***** Quelle *****

Entscheidungsstichwort (Thema)
Einschränkende Auslegung des § 1 a Nr 1 AsylbLG
Orientierungssatz
1. Es ist bereits diskussionswürdig, ob § 1 a Nr. 1 AsylbLG unter Berücksichtigung des Verhältnismäßigkeitsgrundsatzes nicht dahingehend ausgelegt werden muss, dass diese Regelung über eine bestimmte Dauer des Aufenthalts in der Bundesrepublik bzw. des Kürzungszeitraums hinaus in verfassungskonformer Auslegung nicht anwendbar ist.
2. Da § 1 a Nr. 1 AsylbLG eine Sanktionsvorschrift ist, mag die Kürzung hinnehmbar sein, solange die Betroffenen aus von ihnen zu vertretenden Gründen nicht abgeschoben werden können bzw. solange sie zumindest freiwillig ausreisen können.
3. § 1 a Nr. 1 AsylbLG erfasst allerdings auch Ausländer, die aus von ihnen nicht zu vertretenden Gründen in der Bundesrepublik Deutschland bleiben. In diesen Fällen sind Leistungskürzungen nicht mehr verhältnismäßig.
Tenor
Die Antragsgegnerin wird im Wege der einstweiligen Anordnung verpflichtet, den Antragstellern vorläufig für die Zeit ab Eingang des Antrags bei Gericht am 28.01.2013 bis zum 31.03.2013 Leistungen gem. § 3 Abs. 1 und 2 AsylbLG unter Anrechnung der bislang gewährten Leistungen in ungekürzter Höhe zu gewähren. Im Übrigen wird der Antrag abgelehnt. Die Antragsgegnerin trägt die außergerichtlichen Kosten der Antragsteller zu 1/6.
Gründe
Der Antrag der Antragsteller,
die Antragsgegnerin im Wege der einstweiligen Anordnung zu verpflichten, ihnen bis zum Abschluss ihres Klageverfahrens (S 12 AY 14/13) ungekürzte Leistungen gem. § 3 AsylbLG zu gewähren,
hat in dem aus dem Tenor ersichtlichen Umfang Erfolg.
Gem. § 86 b Abs. 2 SGG kann das Gericht der Hauptsache zur Regelung eines vorläufigen Zustands in Bezug auf ein streitiges Rechtsverhältnis eine einstweilige Anordnung erlassen, wenn eine solche Regelung zur Abwendung wesentlicher Nachteile nötig erscheint. Danach setzt der Erlass einer einstweiligen Anordnung voraus, dass der geltend gemachte Hilfeanspruch (Anordnungsanspruch) und die besonderen Gründe für die Notwendigkeit einer vorläufigen Entscheidung des Gerichts über diesen Hilfeanspruch (Anordnungsgrund) dargelegt und glaubhaft gemacht werden.

***** Datenteil *****

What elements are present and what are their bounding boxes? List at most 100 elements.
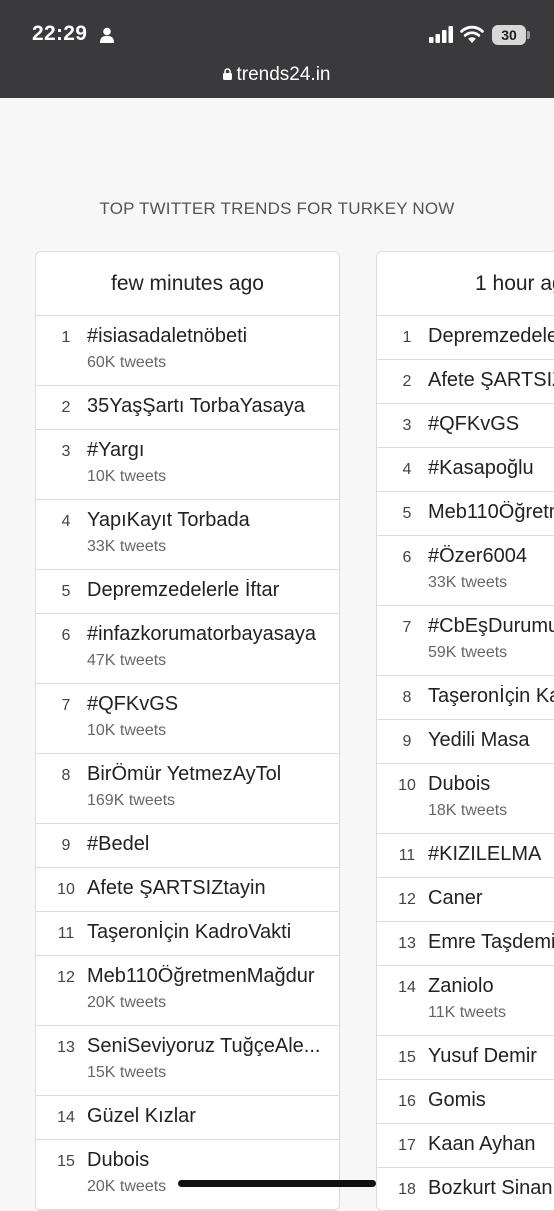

*****

*Arbeitsaufträge:*
A. Fasse die Gerichtsentscheidung zum Asylbewerberleistungsgesetz in zwei Sätzen zusammen.
B. Setze die Gerichtsentscheidung zum Asylbewerberleistungsgesetz im Anschluss an ihren letzten Satz fort.

*Lösungen:*
A. Die Gerichtsentscheidung legt § 1 a Nr. 1 AsylbLG als Sanktionsvorschrift einschränkend aus: Leistungskürzungen sind nicht mehr verhältnismäßig, wenn Ausländer aus von ihnen nicht zu vertretenden Gründen in der Bundesrepublik bleiben. Das Gericht verpflichtet die Antragsgegnerin im Wege der einstweiligen Anordnung, den Antragstellern vom 28.01.2013 bis zum 31.03.2013 ungekürzte Leistungen nach § 3 Abs. 1 und 2 AsylbLG zu gewähren, und lehnt den Antrag im Übrigen ab.

B.
Soweit es den Antragstellern um die zeitlich unbegrenzte Gewährung ungekürzter Leistungen gem. § 3 AsylbLG geht, fehlt es an der Erforderlichkeit einer einstweiligen Regelungsanordnung. Denn zum einen haben die Antragsteller die Möglichkeit, jederzeit wieder einen Antrag auf die Gewährung vorläufigen Rechtsschutzes zu stellen, sollte die Antragsgegnerin nach Ablauf des Monats März 2013 den Antragstellern wiederum gekürzte Leistungen gewähren. Zum anderen ist derzeit überhaupt nicht absehbar, ob die Antragsteller bis zum Abschluss des Klageverfahrens noch hilfebedürftig sein werden, bzw. wie lange ihre Hilfebedürftigkeit anhält.
Im Übrigen liegen die Voraussetzungen für den Erlass der beantragten Regelungsanordnung vor. Rechtsgrundlage für die Kürzungen der Leistungen der Antragsteller ist die Regelung des § 1 a Nr. 1 AsylbLG. Danach erhalten Leistungsberechtigte nach § 1 Abs. 1 Nr. 4 und 5 (geduldete und vollziehbar ausreisepflichtige Antragsteller) sowie ihre Familienangehörigen nach § 1 Abs. 1 Nr. 6, die sich in den Geltungsbereich dieses Gesetzes begeben haben, um Leistungen nach diesem Gesetz zu erlangen, Leistungen nach diesem Gesetz nur, soweit dies im Einzelfall nach den Umständen unabweisbar geboten ist. Die Antragsteller gehören dem genannten Personenkreis an, weil sie lediglich über Duldungen verfügen.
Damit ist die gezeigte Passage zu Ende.